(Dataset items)
┄┄┄┄┄┄

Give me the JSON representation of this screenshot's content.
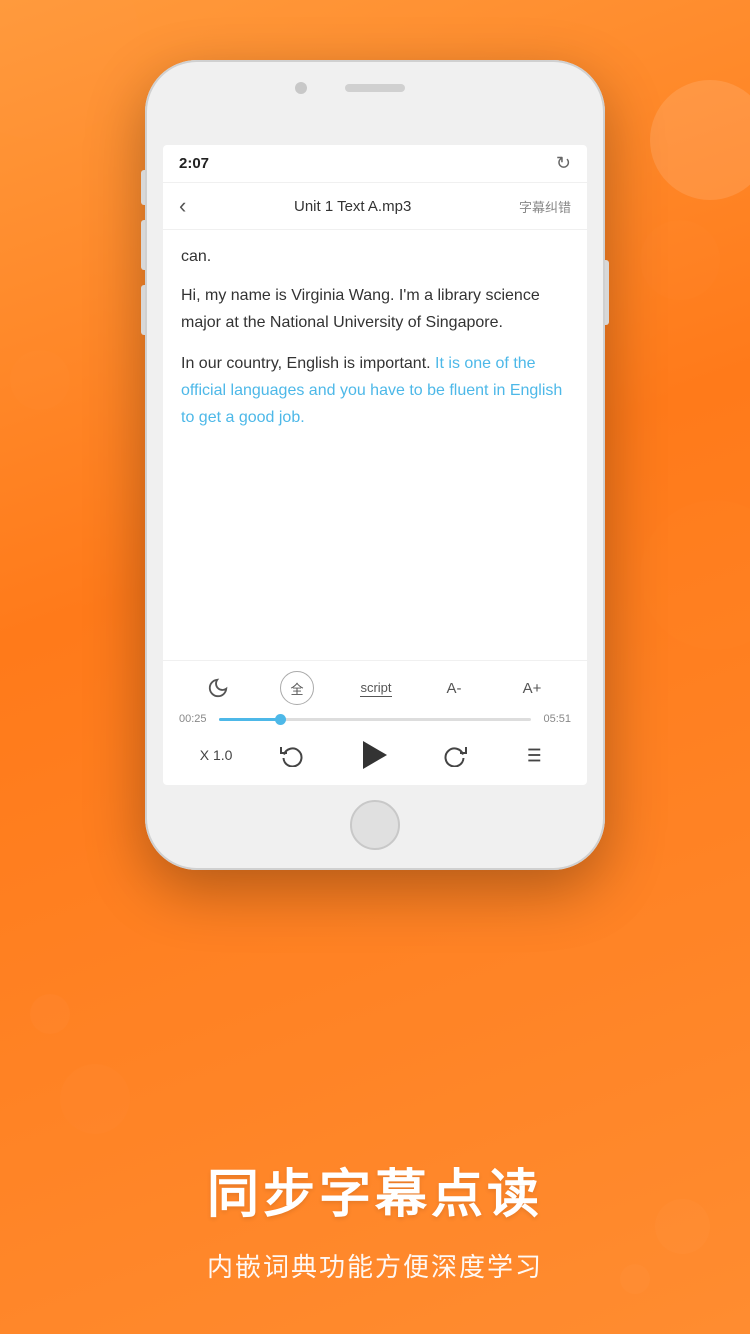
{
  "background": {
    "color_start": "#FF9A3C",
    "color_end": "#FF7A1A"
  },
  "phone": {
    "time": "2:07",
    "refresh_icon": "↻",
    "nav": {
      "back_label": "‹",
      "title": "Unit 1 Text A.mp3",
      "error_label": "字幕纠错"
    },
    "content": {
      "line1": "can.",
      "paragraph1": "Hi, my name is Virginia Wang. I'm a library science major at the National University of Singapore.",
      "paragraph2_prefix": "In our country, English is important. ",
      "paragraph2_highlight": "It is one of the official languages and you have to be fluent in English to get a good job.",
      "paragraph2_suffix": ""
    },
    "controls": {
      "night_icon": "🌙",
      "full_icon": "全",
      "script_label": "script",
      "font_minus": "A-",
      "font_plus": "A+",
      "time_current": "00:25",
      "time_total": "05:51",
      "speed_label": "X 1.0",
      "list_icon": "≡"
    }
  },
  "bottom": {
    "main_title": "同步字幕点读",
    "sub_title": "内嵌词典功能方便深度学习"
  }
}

┄┄┄┄┄┄

### [GIVEN REQUEST]
Above are records to transcribe exactly; leave their pictures out.

### [SOLUTION]
Give me the JSON representation of this screenshot's content.
{
  "background": {
    "color_start": "#FF9A3C",
    "color_end": "#FF7A1A"
  },
  "phone": {
    "time": "2:07",
    "refresh_icon": "↻",
    "nav": {
      "back_label": "‹",
      "title": "Unit 1 Text A.mp3",
      "error_label": "字幕纠错"
    },
    "content": {
      "line1": "can.",
      "paragraph1": "Hi, my name is Virginia Wang. I'm a library science major at the National University of Singapore.",
      "paragraph2_prefix": "In our country, English is important. ",
      "paragraph2_highlight": "It is one of the official languages and you have to be fluent in English to get a good job.",
      "paragraph2_suffix": ""
    },
    "controls": {
      "night_icon": "🌙",
      "full_icon": "全",
      "script_label": "script",
      "font_minus": "A-",
      "font_plus": "A+",
      "time_current": "00:25",
      "time_total": "05:51",
      "speed_label": "X 1.0",
      "list_icon": "≡"
    }
  },
  "bottom": {
    "main_title": "同步字幕点读",
    "sub_title": "内嵌词典功能方便深度学习"
  }
}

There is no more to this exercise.